===== Data shown =====
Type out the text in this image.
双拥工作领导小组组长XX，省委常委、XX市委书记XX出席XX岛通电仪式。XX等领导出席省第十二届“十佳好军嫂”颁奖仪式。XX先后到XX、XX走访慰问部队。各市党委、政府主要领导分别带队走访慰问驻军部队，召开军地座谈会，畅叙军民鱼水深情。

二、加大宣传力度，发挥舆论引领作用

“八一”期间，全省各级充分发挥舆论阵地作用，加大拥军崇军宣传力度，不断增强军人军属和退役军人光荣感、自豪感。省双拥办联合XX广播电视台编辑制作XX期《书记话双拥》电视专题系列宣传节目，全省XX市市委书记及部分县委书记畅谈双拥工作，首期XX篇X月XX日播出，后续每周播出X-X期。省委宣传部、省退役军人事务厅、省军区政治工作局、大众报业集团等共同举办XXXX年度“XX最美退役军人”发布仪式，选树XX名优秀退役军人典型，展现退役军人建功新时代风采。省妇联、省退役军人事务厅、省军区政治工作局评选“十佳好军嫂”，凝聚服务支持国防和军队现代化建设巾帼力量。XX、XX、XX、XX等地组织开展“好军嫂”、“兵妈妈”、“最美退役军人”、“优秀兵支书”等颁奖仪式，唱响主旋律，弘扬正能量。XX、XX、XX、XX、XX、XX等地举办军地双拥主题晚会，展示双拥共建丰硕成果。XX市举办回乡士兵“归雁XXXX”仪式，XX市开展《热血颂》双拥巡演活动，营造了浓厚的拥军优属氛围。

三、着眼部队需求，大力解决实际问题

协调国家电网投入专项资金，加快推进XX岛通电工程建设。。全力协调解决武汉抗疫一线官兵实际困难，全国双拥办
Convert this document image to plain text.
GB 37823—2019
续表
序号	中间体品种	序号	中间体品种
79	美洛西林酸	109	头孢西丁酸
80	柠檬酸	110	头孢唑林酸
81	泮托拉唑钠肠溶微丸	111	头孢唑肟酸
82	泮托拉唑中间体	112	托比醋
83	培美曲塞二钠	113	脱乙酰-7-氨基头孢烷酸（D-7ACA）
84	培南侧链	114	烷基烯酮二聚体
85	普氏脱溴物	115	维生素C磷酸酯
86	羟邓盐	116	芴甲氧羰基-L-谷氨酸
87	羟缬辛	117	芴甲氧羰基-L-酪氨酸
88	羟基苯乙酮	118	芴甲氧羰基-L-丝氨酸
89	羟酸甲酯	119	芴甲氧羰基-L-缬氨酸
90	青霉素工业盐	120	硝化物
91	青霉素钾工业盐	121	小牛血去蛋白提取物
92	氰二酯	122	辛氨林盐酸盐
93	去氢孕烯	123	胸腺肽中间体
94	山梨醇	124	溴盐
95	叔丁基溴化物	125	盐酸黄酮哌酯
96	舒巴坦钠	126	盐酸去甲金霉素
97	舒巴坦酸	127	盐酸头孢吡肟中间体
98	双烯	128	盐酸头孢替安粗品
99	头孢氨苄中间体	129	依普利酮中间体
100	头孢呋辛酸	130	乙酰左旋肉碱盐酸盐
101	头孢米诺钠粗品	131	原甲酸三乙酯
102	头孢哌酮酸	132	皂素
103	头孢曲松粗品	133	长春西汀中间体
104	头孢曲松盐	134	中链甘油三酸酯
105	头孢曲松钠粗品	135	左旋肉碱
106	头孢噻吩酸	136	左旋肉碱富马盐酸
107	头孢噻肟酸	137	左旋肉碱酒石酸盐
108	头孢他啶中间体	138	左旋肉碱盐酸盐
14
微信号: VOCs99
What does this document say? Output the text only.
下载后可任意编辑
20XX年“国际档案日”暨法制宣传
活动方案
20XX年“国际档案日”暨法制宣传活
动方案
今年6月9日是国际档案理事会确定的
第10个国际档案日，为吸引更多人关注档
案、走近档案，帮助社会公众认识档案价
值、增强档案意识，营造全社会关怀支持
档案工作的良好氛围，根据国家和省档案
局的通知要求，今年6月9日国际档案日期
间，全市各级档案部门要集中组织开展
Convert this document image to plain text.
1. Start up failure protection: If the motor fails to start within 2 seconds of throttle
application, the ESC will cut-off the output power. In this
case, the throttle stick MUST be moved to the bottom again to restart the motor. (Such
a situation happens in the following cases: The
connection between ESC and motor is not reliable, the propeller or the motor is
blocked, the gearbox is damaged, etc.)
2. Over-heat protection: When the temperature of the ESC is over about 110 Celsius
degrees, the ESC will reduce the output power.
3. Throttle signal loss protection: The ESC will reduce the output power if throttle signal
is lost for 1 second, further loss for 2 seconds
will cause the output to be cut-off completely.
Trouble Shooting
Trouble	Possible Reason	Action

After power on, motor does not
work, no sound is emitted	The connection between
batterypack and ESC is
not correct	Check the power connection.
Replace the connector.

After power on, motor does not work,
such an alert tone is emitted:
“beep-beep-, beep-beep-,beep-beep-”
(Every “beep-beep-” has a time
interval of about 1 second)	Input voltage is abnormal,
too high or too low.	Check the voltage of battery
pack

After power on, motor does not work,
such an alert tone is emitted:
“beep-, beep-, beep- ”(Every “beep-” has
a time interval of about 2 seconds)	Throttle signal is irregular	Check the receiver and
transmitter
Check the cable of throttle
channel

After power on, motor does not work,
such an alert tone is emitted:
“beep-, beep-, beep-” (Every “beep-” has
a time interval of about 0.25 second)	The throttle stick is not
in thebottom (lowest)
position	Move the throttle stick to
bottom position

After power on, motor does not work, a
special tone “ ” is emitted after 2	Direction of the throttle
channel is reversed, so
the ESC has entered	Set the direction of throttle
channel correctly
=====
Stated goal
Above are the records. Copy every line in them holding "stick".

Written response
case, the throttle stick MUST be moved to the bottom again to restart the motor. (Such
a time interval of about 0.25 second)	The throttle stick is not
position	Move the throttle stick to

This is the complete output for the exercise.